Filter the records below for the word "mieszkańców". Copy each line that holds it.
── EXTRACTED INFORMATION ──
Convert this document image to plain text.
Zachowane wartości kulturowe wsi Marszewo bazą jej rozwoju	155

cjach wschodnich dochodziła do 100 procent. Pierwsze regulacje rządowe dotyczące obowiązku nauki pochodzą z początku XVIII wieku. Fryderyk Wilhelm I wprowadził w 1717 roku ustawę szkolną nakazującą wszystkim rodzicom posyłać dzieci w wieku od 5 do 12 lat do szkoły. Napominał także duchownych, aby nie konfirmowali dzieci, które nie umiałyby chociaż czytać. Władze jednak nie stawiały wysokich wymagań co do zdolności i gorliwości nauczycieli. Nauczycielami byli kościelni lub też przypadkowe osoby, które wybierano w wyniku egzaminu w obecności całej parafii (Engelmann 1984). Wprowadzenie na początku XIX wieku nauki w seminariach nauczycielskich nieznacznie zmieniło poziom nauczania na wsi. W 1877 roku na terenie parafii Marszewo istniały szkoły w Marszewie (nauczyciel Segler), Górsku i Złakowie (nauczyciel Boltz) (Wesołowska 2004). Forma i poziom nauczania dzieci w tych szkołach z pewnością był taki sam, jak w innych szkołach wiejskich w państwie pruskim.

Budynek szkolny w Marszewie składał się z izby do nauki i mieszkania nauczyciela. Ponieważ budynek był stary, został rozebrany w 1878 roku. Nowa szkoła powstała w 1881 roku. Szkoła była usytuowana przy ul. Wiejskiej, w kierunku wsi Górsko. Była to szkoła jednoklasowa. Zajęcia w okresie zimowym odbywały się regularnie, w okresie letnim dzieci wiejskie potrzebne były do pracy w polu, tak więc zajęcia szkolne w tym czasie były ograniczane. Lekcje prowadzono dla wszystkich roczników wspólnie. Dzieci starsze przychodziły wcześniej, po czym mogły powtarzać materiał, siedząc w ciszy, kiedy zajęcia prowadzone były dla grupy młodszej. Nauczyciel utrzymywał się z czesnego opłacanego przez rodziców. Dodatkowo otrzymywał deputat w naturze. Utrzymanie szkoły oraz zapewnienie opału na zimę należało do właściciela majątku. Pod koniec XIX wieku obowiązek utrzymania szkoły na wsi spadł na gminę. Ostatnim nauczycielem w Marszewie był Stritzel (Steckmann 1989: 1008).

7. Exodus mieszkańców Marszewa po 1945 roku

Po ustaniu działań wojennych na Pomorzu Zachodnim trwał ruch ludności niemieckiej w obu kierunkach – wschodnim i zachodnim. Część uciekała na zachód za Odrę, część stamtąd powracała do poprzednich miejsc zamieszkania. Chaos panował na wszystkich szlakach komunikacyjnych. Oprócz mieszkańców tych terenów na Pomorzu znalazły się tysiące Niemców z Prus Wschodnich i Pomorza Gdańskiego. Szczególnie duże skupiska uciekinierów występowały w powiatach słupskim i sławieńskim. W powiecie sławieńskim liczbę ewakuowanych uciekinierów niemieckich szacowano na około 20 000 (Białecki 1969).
───
── EXTRACTED INFORMATION ──
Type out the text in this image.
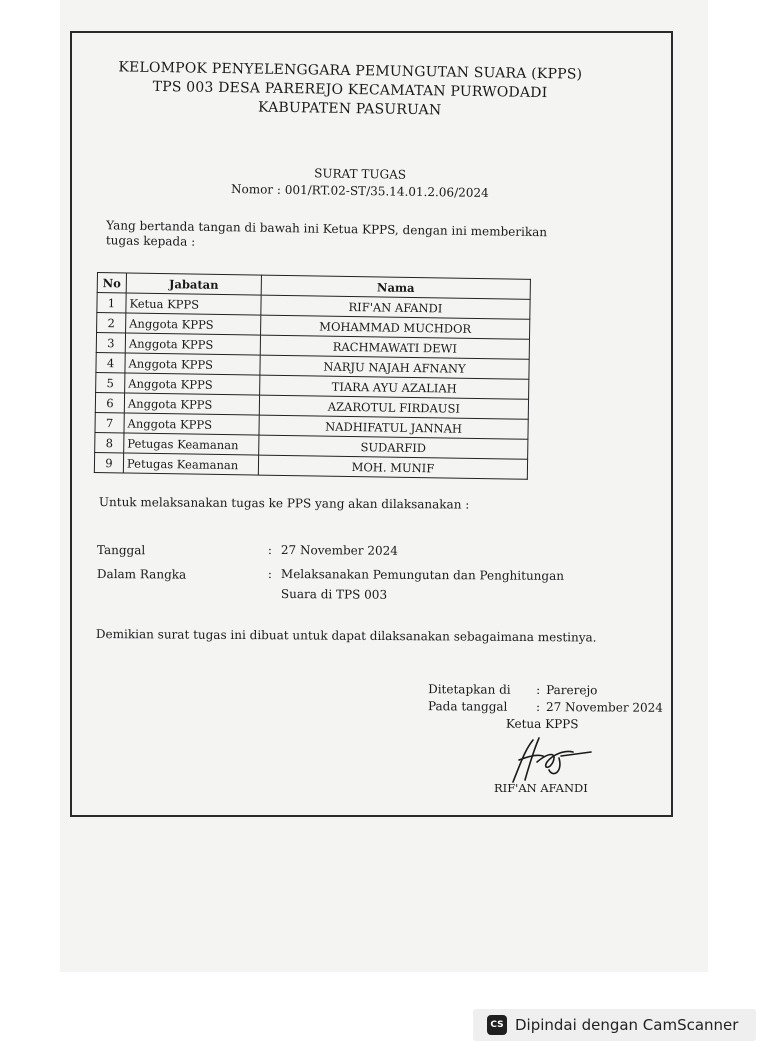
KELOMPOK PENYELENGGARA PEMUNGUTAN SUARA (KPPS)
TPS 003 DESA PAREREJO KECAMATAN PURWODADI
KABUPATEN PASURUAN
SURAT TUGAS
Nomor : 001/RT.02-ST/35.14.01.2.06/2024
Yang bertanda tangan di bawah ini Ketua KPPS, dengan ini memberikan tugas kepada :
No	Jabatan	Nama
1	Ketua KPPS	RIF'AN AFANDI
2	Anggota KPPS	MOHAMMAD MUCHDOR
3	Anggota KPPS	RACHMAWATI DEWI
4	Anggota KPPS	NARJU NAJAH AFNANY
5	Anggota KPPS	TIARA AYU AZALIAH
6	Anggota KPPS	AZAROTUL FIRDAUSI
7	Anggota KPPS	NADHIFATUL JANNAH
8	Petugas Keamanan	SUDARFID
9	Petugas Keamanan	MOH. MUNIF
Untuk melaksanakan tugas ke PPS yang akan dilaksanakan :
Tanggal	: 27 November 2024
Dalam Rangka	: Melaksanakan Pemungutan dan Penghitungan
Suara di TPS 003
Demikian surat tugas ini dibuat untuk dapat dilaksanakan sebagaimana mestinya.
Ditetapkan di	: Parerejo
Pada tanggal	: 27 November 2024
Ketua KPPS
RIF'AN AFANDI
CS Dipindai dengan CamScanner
───
RESPONSE BELOW:
7. Exodus mieszkańców Marszewa po 1945 roku
Po ustaniu działań wojennych na Pomorzu Zachodnim trwał ruch ludności niemieckiej w obu kierunkach – wschodnim i zachodnim. Część uciekała na zachód za Odrę, część stamtąd powracała do poprzednich miejsc zamieszkania. Chaos panował na wszystkich szlakach komunikacyjnych. Oprócz mieszkańców tych terenów na Pomorzu znalazły się tysiące Niemców z Prus Wschodnich i Pomorza Gdańskiego. Szczególnie duże skupiska uciekinierów występowały w powiatach słupskim i sławieńskim. W powiecie sławieńskim liczbę ewakuowanych uciekinierów niemieckich szacowano na około 20 000 (Białecki 1969).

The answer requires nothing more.